- [MATERIAL PROVIDED]:
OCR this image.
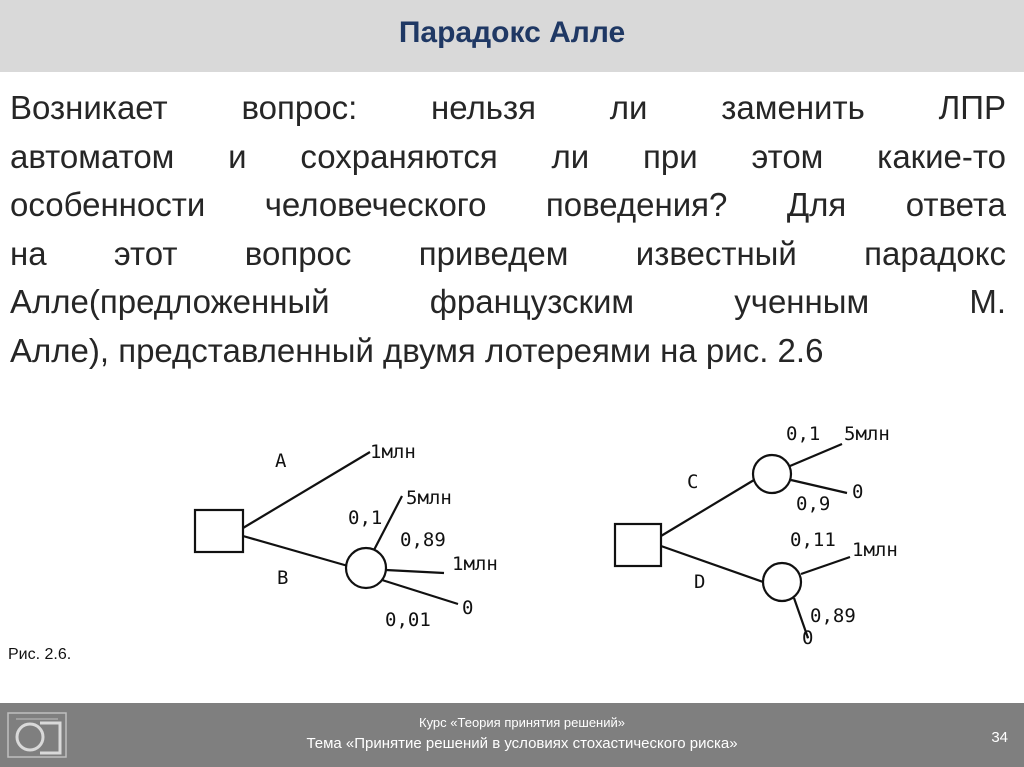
Парадокс Алле
Возникает вопрос: нельзя ли заменить ЛПР
автоматом и сохраняются ли при этом какие-то
особенности человеческого поведения? Для ответа
на этот вопрос приведем известный парадокс
Алле(предложенный французским ученным М.
Алле), представленный двумя лотереями на рис. 2.6
А
В
1млн
0,1
5млн
0,89
1млн
0,01
0
С
D
0,1 5млн
0,9
0
0,11 1млн
0,89
0
Рис. 2.6.
Курс «Теория принятия решений»
Тема «Принятие решений в условиях стохастического риска»	34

- [GIVEN TASK]: Write out the entries again, exactly as given, skipping any images.

- [OUTPUT OF THE TASK]:
OCR this image.
Парадокс Алле
Возникает вопрос: нельзя ли заменить ЛПР
автоматом и сохраняются ли при этом какие-то
особенности человеческого поведения? Для ответа
на этот вопрос приведем известный парадокс
Алле(предложенный французским ученным М.
Алле), представленный двумя лотереями на рис. 2.6
А
В
1млн
0,1
5млн
0,89
1млн
0,01
0
С
D
0,1 5млн
0,9
0
0,11 1млн
0,89
0
Рис. 2.6.
Курс «Теория принятия решений»
Тема «Принятие решений в условиях стохастического риска»	34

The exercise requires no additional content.